#### [What you should do]
Copy out each line containing "with" from the entries below.

-------------------------

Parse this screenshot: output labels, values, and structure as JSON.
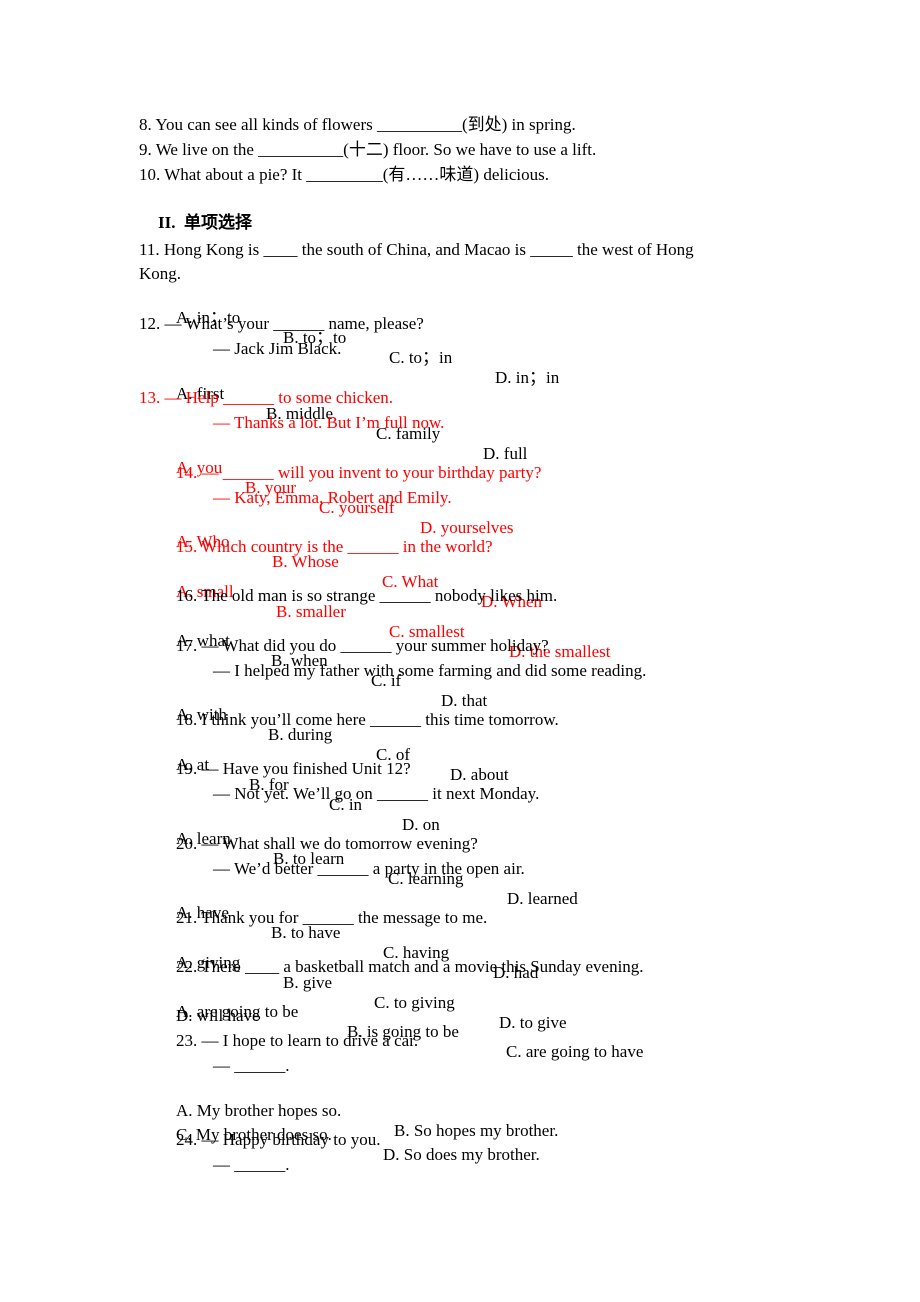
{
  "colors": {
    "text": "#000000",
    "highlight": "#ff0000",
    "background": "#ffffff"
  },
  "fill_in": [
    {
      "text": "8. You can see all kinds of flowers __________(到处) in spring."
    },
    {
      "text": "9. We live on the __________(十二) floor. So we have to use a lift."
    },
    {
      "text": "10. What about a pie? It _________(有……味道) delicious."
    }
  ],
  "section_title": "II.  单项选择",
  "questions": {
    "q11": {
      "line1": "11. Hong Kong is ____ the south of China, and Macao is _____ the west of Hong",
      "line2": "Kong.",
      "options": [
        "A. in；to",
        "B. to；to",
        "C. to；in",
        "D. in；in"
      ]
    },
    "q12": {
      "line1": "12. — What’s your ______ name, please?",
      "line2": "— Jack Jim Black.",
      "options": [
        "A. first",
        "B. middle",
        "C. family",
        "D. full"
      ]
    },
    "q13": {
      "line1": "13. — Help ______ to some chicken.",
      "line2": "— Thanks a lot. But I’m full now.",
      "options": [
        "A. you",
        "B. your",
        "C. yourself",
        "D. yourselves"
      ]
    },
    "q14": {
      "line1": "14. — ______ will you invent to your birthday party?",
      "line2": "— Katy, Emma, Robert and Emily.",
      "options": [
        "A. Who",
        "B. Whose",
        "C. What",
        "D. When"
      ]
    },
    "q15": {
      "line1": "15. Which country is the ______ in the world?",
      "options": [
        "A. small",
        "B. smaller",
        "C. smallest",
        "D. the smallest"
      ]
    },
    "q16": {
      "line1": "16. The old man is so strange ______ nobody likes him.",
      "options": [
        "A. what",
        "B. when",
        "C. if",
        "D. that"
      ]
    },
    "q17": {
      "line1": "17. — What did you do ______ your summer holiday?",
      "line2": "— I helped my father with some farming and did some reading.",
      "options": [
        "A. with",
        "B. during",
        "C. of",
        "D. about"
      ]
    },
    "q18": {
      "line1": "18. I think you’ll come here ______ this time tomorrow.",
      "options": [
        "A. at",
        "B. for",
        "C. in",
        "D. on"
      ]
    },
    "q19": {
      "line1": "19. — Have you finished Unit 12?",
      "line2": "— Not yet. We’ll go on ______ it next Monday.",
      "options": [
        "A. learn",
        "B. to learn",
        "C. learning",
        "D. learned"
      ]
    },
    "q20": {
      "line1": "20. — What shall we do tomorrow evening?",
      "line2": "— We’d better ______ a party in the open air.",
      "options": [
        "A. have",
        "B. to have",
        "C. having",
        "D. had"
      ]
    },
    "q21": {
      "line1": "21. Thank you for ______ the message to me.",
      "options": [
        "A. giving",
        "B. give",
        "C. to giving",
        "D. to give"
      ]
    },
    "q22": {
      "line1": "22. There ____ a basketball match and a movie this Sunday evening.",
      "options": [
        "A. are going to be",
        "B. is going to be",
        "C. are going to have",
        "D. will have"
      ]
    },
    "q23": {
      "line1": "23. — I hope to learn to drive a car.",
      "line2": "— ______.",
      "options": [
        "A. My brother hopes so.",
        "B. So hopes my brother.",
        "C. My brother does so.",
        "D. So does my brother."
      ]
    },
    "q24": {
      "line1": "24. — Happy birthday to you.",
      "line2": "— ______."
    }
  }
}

-------------------------

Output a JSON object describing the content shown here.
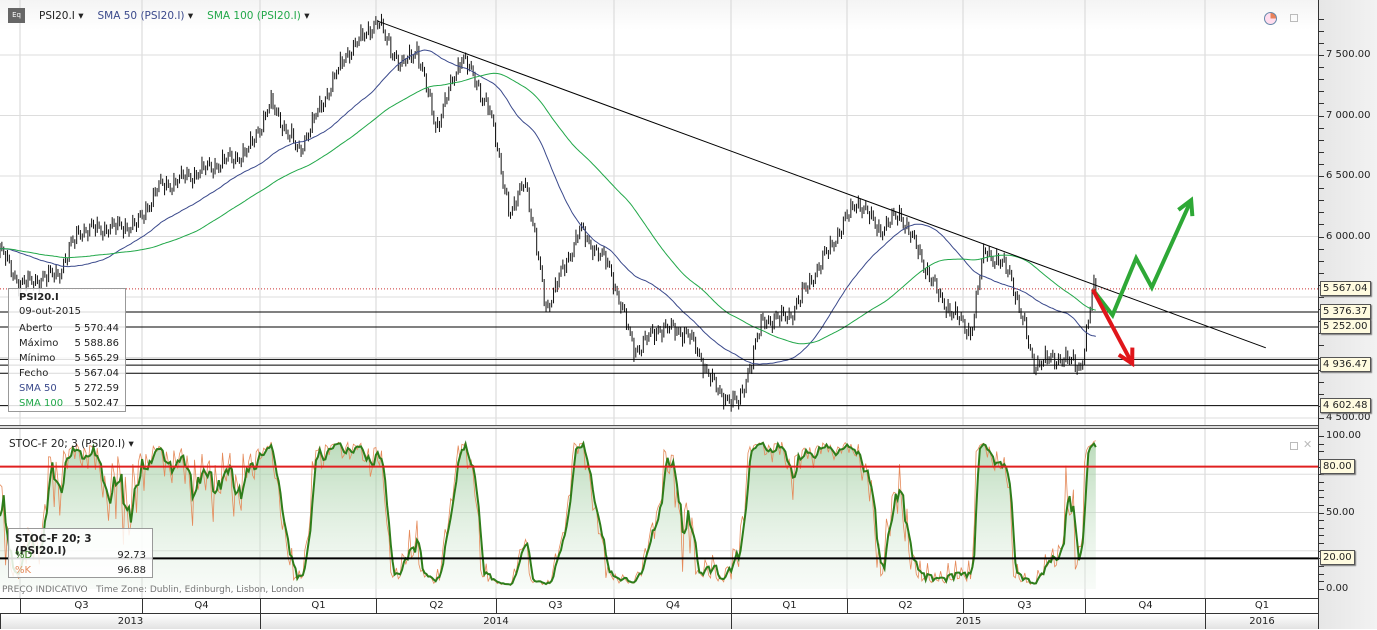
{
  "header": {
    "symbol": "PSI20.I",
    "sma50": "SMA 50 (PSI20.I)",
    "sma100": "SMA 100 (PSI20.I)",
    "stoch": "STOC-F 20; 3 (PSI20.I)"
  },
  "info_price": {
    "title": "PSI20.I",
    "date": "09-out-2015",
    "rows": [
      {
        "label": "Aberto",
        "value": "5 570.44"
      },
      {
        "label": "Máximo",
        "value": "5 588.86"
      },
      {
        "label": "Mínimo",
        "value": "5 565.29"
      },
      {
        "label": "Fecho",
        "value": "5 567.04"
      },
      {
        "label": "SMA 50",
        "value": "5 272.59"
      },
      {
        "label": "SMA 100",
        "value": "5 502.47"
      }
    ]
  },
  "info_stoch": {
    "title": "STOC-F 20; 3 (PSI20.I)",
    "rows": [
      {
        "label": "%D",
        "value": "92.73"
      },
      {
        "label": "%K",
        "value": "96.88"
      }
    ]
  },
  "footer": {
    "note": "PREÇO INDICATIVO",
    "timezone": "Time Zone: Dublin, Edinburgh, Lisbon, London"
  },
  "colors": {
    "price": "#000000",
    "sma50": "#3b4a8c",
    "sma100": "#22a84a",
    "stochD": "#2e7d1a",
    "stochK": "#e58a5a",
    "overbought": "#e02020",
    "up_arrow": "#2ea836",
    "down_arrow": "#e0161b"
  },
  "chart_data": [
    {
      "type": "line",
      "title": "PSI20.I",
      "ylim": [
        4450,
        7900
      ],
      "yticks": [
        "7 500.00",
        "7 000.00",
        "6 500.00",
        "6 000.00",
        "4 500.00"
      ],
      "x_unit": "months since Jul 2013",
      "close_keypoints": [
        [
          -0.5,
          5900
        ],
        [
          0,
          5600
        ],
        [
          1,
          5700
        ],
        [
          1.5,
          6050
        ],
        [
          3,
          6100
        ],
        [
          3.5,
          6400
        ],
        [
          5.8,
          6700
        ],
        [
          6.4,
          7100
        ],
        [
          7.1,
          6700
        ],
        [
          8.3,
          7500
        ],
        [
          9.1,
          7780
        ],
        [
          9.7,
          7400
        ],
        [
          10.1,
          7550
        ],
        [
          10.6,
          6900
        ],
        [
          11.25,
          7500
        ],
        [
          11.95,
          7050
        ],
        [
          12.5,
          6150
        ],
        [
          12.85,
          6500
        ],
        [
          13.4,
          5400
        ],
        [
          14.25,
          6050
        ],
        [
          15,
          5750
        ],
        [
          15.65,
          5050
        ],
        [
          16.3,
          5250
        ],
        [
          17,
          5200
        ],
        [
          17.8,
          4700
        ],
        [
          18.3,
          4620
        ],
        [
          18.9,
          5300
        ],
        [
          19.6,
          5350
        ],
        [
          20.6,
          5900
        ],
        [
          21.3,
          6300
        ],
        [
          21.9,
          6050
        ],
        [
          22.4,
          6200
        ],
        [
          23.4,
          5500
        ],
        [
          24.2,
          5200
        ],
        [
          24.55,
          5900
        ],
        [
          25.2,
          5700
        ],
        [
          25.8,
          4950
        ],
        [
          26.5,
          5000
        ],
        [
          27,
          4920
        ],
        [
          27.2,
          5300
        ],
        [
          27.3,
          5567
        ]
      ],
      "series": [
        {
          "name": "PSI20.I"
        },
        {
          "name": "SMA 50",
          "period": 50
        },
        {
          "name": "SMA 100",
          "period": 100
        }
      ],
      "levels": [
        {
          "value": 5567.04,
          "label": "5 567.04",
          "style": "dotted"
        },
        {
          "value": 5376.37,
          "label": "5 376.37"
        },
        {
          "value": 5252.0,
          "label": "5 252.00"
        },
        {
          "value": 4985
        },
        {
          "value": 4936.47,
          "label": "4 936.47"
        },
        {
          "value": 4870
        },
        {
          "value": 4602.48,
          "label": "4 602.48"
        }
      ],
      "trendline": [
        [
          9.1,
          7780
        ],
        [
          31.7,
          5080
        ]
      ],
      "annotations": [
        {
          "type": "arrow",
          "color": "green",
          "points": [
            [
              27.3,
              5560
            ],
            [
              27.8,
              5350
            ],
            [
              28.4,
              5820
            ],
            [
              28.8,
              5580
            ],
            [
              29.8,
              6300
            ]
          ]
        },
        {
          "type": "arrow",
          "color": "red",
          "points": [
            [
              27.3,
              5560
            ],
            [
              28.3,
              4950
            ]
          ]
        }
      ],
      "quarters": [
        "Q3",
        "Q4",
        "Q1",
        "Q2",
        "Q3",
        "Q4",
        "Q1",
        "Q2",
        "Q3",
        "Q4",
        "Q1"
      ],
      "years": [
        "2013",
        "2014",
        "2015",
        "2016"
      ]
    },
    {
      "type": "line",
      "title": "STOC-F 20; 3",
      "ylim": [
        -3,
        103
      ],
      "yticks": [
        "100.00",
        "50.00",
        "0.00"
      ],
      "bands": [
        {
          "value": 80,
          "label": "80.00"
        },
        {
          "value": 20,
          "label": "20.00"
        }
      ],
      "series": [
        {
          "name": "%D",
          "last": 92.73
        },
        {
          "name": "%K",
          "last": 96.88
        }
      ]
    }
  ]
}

-------------------------

#### [Result below]
      "line2": "— I helped my father with some farming and did some reading.",
        "A. with",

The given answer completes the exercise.